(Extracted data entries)
* begin *

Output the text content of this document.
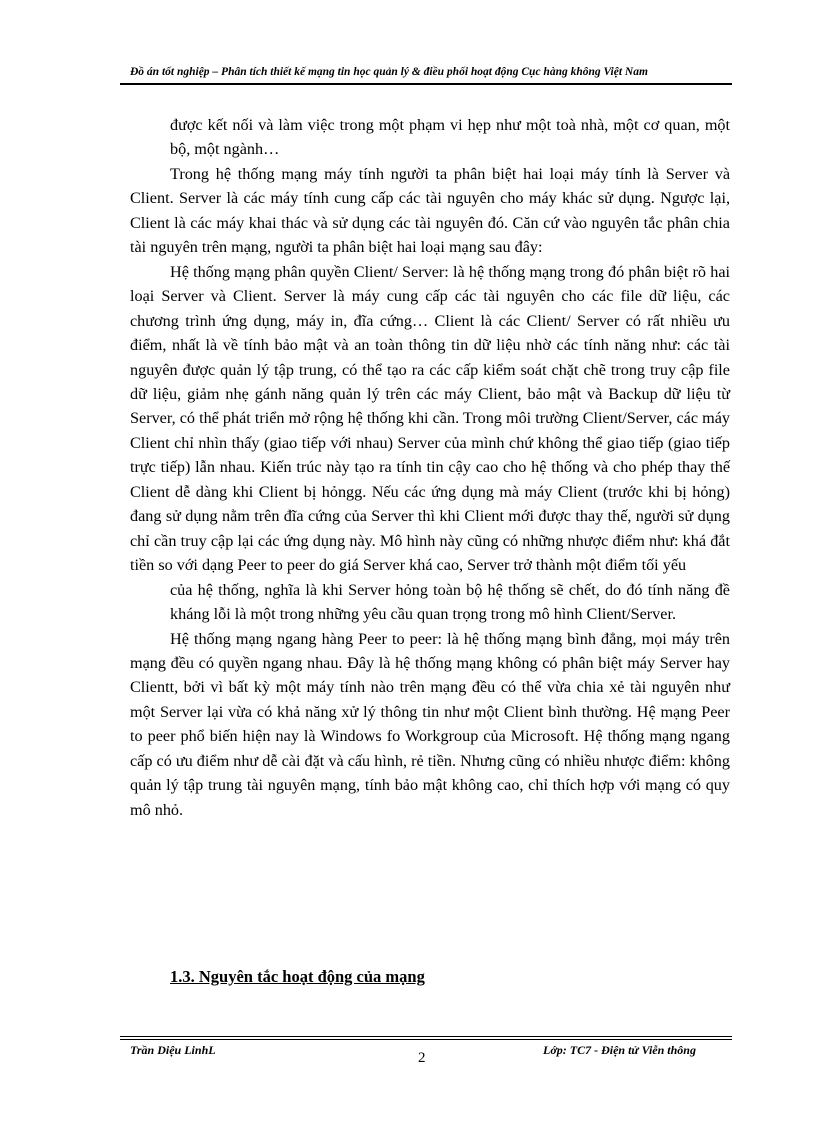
Đồ án tốt nghiệp – Phân tích thiết kế mạng tin học quản lý & điều phối hoạt động Cục hàng không Việt Nam

được kết nối và làm việc trong một phạm vi hẹp như một toà nhà, một cơ quan, một bộ, một ngành…

Trong hệ thống mạng máy tính người ta phân biệt hai loại máy tính là Server và Client. Server là các máy tính cung cấp các tài nguyên cho máy khác sử dụng. Ngược lại, Client là các máy khai thác và sử dụng các tài nguyên đó. Căn cứ vào nguyên tắc phân chia tài nguyên trên mạng, người ta phân biệt hai loại mạng sau đây:

Hệ thống mạng phân quyền Client/ Server: là hệ thống mạng trong đó phân biệt rõ hai loại Server và Client. Server là máy cung cấp các tài nguyên cho các file dữ liệu, các chương trình ứng dụng, máy in, đĩa cứng… Client là các Client/ Server có rất nhiều ưu điểm, nhất là về tính bảo mật và an toàn thông tin dữ liệu nhờ các tính năng như: các tài nguyên được quản lý tập trung, có thể tạo ra các cấp kiểm soát chặt chẽ trong truy cập file dữ liệu, giảm nhẹ gánh năng quản lý trên các máy Client, bảo mật và Backup dữ liệu từ Server, có thể phát triển mở rộng hệ thống khi cần. Trong môi trường Client/Server, các máy Client chỉ nhìn thấy (giao tiếp với nhau) Server của mình chứ không thể giao tiếp (giao tiếp trực tiếp) lẫn nhau. Kiến trúc này tạo ra tính tin cậy cao cho hệ thống và cho phép thay thế Client dễ dàng khi Client bị hỏngg. Nếu các ứng dụng mà máy Client (trước khi bị hỏng) đang sử dụng nằm trên đĩa cứng của Server thì khi Client mới được thay thế, người sử dụng chỉ cần truy cập lại các ứng dụng này. Mô hình này cũng có những nhược điểm như: khá đắt tiền so với dạng Peer to peer do giá Server khá cao, Server trở thành một điểm tối yếu

của hệ thống, nghĩa là khi Server hỏng toàn bộ hệ thống sẽ chết, do đó tính năng đề kháng lỗi là một trong những yêu cầu quan trọng trong mô hình Client/Server.

Hệ thống mạng ngang hàng Peer to peer: là hệ thống mạng bình đẳng, mọi máy trên mạng đều có quyền ngang nhau. Đây là hệ thống mạng không có phân biệt máy Server hay Clientt, bởi vì bất kỳ một máy tính nào trên mạng đều có thể vừa chia xẻ tài nguyên như một Server lại vừa có khả năng xử lý thông tin như một Client bình thường. Hệ mạng Peer to peer phổ biến hiện nay là Windows fo Workgroup của Microsoft. Hệ thống mạng ngang cấp có ưu điểm như dễ cài đặt và cấu hình, rẻ tiền. Nhưng cũng có nhiều nhược điểm: không quản lý tập trung tài nguyên mạng, tính bảo mật không cao, chỉ thích hợp với mạng có quy mô nhỏ.

1.3. Nguyên tắc hoạt động của mạng
Trần Diệu LinhL	2	Lớp: TC7 - Điện tử Viễn thông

* end *

Without the pictures, write out all of the material exactly.

Output the text content of this document.
Đồ án tốt nghiệp – Phân tích thiết kế mạng tin học quản lý & điều phối hoạt động Cục hàng không Việt Nam

được kết nối và làm việc trong một phạm vi hẹp như một toà nhà, một cơ quan, một bộ, một ngành…

Trong hệ thống mạng máy tính người ta phân biệt hai loại máy tính là Server và Client. Server là các máy tính cung cấp các tài nguyên cho máy khác sử dụng. Ngược lại, Client là các máy khai thác và sử dụng các tài nguyên đó. Căn cứ vào nguyên tắc phân chia tài nguyên trên mạng, người ta phân biệt hai loại mạng sau đây:

Hệ thống mạng phân quyền Client/ Server: là hệ thống mạng trong đó phân biệt rõ hai loại Server và Client. Server là máy cung cấp các tài nguyên cho các file dữ liệu, các chương trình ứng dụng, máy in, đĩa cứng… Client là các Client/ Server có rất nhiều ưu điểm, nhất là về tính bảo mật và an toàn thông tin dữ liệu nhờ các tính năng như: các tài nguyên được quản lý tập trung, có thể tạo ra các cấp kiểm soát chặt chẽ trong truy cập file dữ liệu, giảm nhẹ gánh năng quản lý trên các máy Client, bảo mật và Backup dữ liệu từ Server, có thể phát triển mở rộng hệ thống khi cần. Trong môi trường Client/Server, các máy Client chỉ nhìn thấy (giao tiếp với nhau) Server của mình chứ không thể giao tiếp (giao tiếp trực tiếp) lẫn nhau. Kiến trúc này tạo ra tính tin cậy cao cho hệ thống và cho phép thay thế Client dễ dàng khi Client bị hỏngg. Nếu các ứng dụng mà máy Client (trước khi bị hỏng) đang sử dụng nằm trên đĩa cứng của Server thì khi Client mới được thay thế, người sử dụng chỉ cần truy cập lại các ứng dụng này. Mô hình này cũng có những nhược điểm như: khá đắt tiền so với dạng Peer to peer do giá Server khá cao, Server trở thành một điểm tối yếu

của hệ thống, nghĩa là khi Server hỏng toàn bộ hệ thống sẽ chết, do đó tính năng đề kháng lỗi là một trong những yêu cầu quan trọng trong mô hình Client/Server.

Hệ thống mạng ngang hàng Peer to peer: là hệ thống mạng bình đẳng, mọi máy trên mạng đều có quyền ngang nhau. Đây là hệ thống mạng không có phân biệt máy Server hay Clientt, bởi vì bất kỳ một máy tính nào trên mạng đều có thể vừa chia xẻ tài nguyên như một Server lại vừa có khả năng xử lý thông tin như một Client bình thường. Hệ mạng Peer to peer phổ biến hiện nay là Windows fo Workgroup của Microsoft. Hệ thống mạng ngang cấp có ưu điểm như dễ cài đặt và cấu hình, rẻ tiền. Nhưng cũng có nhiều nhược điểm: không quản lý tập trung tài nguyên mạng, tính bảo mật không cao, chỉ thích hợp với mạng có quy mô nhỏ.

1.3. Nguyên tắc hoạt động của mạng
Trần Diệu LinhL	2	Lớp: TC7 - Điện tử Viễn thông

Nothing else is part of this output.